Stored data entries

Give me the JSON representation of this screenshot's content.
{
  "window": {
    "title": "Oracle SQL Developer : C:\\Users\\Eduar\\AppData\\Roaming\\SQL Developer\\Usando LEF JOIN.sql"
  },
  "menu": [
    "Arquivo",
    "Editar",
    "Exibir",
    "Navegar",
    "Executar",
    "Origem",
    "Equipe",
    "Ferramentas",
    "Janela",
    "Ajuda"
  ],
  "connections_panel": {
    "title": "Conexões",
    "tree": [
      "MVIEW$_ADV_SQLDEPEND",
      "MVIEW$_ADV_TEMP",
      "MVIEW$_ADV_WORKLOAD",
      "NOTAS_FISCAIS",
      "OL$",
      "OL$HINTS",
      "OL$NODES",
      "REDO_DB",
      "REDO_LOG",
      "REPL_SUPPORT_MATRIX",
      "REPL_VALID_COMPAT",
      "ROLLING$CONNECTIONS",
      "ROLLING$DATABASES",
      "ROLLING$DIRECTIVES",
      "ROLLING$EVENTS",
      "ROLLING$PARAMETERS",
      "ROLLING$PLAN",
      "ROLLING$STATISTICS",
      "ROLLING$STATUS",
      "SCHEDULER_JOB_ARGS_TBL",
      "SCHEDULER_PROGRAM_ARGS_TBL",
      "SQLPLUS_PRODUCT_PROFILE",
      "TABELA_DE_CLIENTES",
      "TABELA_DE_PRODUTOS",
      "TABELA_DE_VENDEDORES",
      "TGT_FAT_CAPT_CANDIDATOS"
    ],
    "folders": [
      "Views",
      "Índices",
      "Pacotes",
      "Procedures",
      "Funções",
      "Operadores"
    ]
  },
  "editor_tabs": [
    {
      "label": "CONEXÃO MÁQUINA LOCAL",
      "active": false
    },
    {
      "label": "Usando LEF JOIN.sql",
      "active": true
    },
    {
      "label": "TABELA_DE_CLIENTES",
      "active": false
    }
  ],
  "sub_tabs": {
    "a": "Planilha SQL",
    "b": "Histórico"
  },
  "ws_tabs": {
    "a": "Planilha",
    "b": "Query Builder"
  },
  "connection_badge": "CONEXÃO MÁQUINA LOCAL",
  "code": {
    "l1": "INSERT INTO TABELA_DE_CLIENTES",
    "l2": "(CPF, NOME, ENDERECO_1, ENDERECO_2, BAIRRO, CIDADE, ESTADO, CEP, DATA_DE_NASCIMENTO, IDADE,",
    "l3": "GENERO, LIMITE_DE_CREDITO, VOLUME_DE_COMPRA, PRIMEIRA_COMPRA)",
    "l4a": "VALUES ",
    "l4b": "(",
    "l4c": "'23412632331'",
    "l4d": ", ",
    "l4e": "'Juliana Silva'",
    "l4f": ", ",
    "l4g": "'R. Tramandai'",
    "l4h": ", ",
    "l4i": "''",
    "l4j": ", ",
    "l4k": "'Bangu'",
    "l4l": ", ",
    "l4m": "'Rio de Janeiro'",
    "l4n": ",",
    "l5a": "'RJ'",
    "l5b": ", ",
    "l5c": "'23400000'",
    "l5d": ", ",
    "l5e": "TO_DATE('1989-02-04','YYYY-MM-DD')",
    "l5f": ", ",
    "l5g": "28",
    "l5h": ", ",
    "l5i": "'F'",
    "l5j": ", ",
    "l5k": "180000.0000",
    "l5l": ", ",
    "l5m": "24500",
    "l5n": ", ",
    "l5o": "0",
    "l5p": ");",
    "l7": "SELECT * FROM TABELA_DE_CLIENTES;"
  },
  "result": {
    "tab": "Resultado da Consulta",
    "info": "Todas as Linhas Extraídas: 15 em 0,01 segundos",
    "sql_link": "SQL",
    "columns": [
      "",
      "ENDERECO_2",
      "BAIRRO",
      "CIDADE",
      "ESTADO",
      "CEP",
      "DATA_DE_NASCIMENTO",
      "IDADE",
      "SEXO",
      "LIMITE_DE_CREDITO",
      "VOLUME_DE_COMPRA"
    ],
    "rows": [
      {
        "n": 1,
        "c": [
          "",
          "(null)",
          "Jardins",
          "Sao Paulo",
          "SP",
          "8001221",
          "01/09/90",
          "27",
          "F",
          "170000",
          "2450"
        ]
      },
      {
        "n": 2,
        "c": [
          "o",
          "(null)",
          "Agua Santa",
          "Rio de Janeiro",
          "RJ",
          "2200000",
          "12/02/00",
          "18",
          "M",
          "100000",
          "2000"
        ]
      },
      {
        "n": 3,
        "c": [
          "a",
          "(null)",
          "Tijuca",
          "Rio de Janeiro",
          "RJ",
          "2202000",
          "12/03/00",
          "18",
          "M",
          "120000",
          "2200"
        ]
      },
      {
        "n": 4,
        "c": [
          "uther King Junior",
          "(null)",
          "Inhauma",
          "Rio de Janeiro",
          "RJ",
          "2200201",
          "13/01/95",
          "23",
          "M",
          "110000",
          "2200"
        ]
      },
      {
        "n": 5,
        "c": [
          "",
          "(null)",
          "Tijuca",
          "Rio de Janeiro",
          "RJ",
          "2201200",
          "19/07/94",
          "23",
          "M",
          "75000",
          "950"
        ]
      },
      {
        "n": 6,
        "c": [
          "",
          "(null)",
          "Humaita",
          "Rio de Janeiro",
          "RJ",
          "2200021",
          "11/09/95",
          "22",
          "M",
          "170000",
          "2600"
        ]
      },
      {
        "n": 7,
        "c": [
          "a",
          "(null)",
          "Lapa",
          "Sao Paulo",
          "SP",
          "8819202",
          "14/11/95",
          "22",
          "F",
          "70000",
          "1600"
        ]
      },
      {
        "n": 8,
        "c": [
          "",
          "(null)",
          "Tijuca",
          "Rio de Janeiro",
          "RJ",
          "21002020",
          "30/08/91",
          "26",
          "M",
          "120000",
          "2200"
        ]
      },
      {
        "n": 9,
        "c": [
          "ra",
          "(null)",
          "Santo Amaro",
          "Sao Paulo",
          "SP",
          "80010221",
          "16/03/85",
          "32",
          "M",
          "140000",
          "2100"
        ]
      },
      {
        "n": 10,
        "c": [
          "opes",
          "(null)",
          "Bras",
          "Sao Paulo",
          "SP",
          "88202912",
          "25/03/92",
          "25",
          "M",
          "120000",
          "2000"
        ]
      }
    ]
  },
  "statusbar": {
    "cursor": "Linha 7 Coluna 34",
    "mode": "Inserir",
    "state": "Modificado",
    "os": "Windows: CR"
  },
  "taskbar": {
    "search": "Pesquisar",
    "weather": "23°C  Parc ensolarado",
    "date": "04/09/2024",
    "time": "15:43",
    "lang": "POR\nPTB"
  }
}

:: Brief ::
Write out all of the records above exactly as they appear.

:: Written answer ::
Give me the JSON representation of this screenshot's content.
{
  "window": {
    "title": "Oracle SQL Developer : C:\\Users\\Eduar\\AppData\\Roaming\\SQL Developer\\Usando LEF JOIN.sql"
  },
  "menu": [
    "Arquivo",
    "Editar",
    "Exibir",
    "Navegar",
    "Executar",
    "Origem",
    "Equipe",
    "Ferramentas",
    "Janela",
    "Ajuda"
  ],
  "connections_panel": {
    "title": "Conexões",
    "tree": [
      "MVIEW$_ADV_SQLDEPEND",
      "MVIEW$_ADV_TEMP",
      "MVIEW$_ADV_WORKLOAD",
      "NOTAS_FISCAIS",
      "OL$",
      "OL$HINTS",
      "OL$NODES",
      "REDO_DB",
      "REDO_LOG",
      "REPL_SUPPORT_MATRIX",
      "REPL_VALID_COMPAT",
      "ROLLING$CONNECTIONS",
      "ROLLING$DATABASES",
      "ROLLING$DIRECTIVES",
      "ROLLING$EVENTS",
      "ROLLING$PARAMETERS",
      "ROLLING$PLAN",
      "ROLLING$STATISTICS",
      "ROLLING$STATUS",
      "SCHEDULER_JOB_ARGS_TBL",
      "SCHEDULER_PROGRAM_ARGS_TBL",
      "SQLPLUS_PRODUCT_PROFILE",
      "TABELA_DE_CLIENTES",
      "TABELA_DE_PRODUTOS",
      "TABELA_DE_VENDEDORES",
      "TGT_FAT_CAPT_CANDIDATOS"
    ],
    "folders": [
      "Views",
      "Índices",
      "Pacotes",
      "Procedures",
      "Funções",
      "Operadores"
    ]
  },
  "editor_tabs": [
    {
      "label": "CONEXÃO MÁQUINA LOCAL",
      "active": false
    },
    {
      "label": "Usando LEF JOIN.sql",
      "active": true
    },
    {
      "label": "TABELA_DE_CLIENTES",
      "active": false
    }
  ],
  "sub_tabs": {
    "a": "Planilha SQL",
    "b": "Histórico"
  },
  "ws_tabs": {
    "a": "Planilha",
    "b": "Query Builder"
  },
  "connection_badge": "CONEXÃO MÁQUINA LOCAL",
  "code": {
    "l1": "INSERT INTO TABELA_DE_CLIENTES",
    "l2": "(CPF, NOME, ENDERECO_1, ENDERECO_2, BAIRRO, CIDADE, ESTADO, CEP, DATA_DE_NASCIMENTO, IDADE,",
    "l3": "GENERO, LIMITE_DE_CREDITO, VOLUME_DE_COMPRA, PRIMEIRA_COMPRA)",
    "l4a": "VALUES ",
    "l4b": "(",
    "l4c": "'23412632331'",
    "l4d": ", ",
    "l4e": "'Juliana Silva'",
    "l4f": ", ",
    "l4g": "'R. Tramandai'",
    "l4h": ", ",
    "l4i": "''",
    "l4j": ", ",
    "l4k": "'Bangu'",
    "l4l": ", ",
    "l4m": "'Rio de Janeiro'",
    "l4n": ",",
    "l5a": "'RJ'",
    "l5b": ", ",
    "l5c": "'23400000'",
    "l5d": ", ",
    "l5e": "TO_DATE('1989-02-04','YYYY-MM-DD')",
    "l5f": ", ",
    "l5g": "28",
    "l5h": ", ",
    "l5i": "'F'",
    "l5j": ", ",
    "l5k": "180000.0000",
    "l5l": ", ",
    "l5m": "24500",
    "l5n": ", ",
    "l5o": "0",
    "l5p": ");",
    "l7": "SELECT * FROM TABELA_DE_CLIENTES;"
  },
  "result": {
    "tab": "Resultado da Consulta",
    "info": "Todas as Linhas Extraídas: 15 em 0,01 segundos",
    "sql_link": "SQL",
    "columns": [
      "",
      "ENDERECO_2",
      "BAIRRO",
      "CIDADE",
      "ESTADO",
      "CEP",
      "DATA_DE_NASCIMENTO",
      "IDADE",
      "SEXO",
      "LIMITE_DE_CREDITO",
      "VOLUME_DE_COMPRA"
    ],
    "rows": [
      {
        "n": 1,
        "c": [
          "",
          "(null)",
          "Jardins",
          "Sao Paulo",
          "SP",
          "8001221",
          "01/09/90",
          "27",
          "F",
          "170000",
          "2450"
        ]
      },
      {
        "n": 2,
        "c": [
          "o",
          "(null)",
          "Agua Santa",
          "Rio de Janeiro",
          "RJ",
          "2200000",
          "12/02/00",
          "18",
          "M",
          "100000",
          "2000"
        ]
      },
      {
        "n": 3,
        "c": [
          "a",
          "(null)",
          "Tijuca",
          "Rio de Janeiro",
          "RJ",
          "2202000",
          "12/03/00",
          "18",
          "M",
          "120000",
          "2200"
        ]
      },
      {
        "n": 4,
        "c": [
          "uther King Junior",
          "(null)",
          "Inhauma",
          "Rio de Janeiro",
          "RJ",
          "2200201",
          "13/01/95",
          "23",
          "M",
          "110000",
          "2200"
        ]
      },
      {
        "n": 5,
        "c": [
          "",
          "(null)",
          "Tijuca",
          "Rio de Janeiro",
          "RJ",
          "2201200",
          "19/07/94",
          "23",
          "M",
          "75000",
          "950"
        ]
      },
      {
        "n": 6,
        "c": [
          "",
          "(null)",
          "Humaita",
          "Rio de Janeiro",
          "RJ",
          "2200021",
          "11/09/95",
          "22",
          "M",
          "170000",
          "2600"
        ]
      },
      {
        "n": 7,
        "c": [
          "a",
          "(null)",
          "Lapa",
          "Sao Paulo",
          "SP",
          "8819202",
          "14/11/95",
          "22",
          "F",
          "70000",
          "1600"
        ]
      },
      {
        "n": 8,
        "c": [
          "",
          "(null)",
          "Tijuca",
          "Rio de Janeiro",
          "RJ",
          "21002020",
          "30/08/91",
          "26",
          "M",
          "120000",
          "2200"
        ]
      },
      {
        "n": 9,
        "c": [
          "ra",
          "(null)",
          "Santo Amaro",
          "Sao Paulo",
          "SP",
          "80010221",
          "16/03/85",
          "32",
          "M",
          "140000",
          "2100"
        ]
      },
      {
        "n": 10,
        "c": [
          "opes",
          "(null)",
          "Bras",
          "Sao Paulo",
          "SP",
          "88202912",
          "25/03/92",
          "25",
          "M",
          "120000",
          "2000"
        ]
      }
    ]
  },
  "statusbar": {
    "cursor": "Linha 7 Coluna 34",
    "mode": "Inserir",
    "state": "Modificado",
    "os": "Windows: CR"
  },
  "taskbar": {
    "search": "Pesquisar",
    "weather": "23°C  Parc ensolarado",
    "date": "04/09/2024",
    "time": "15:43",
    "lang": "POR\nPTB"
  }
}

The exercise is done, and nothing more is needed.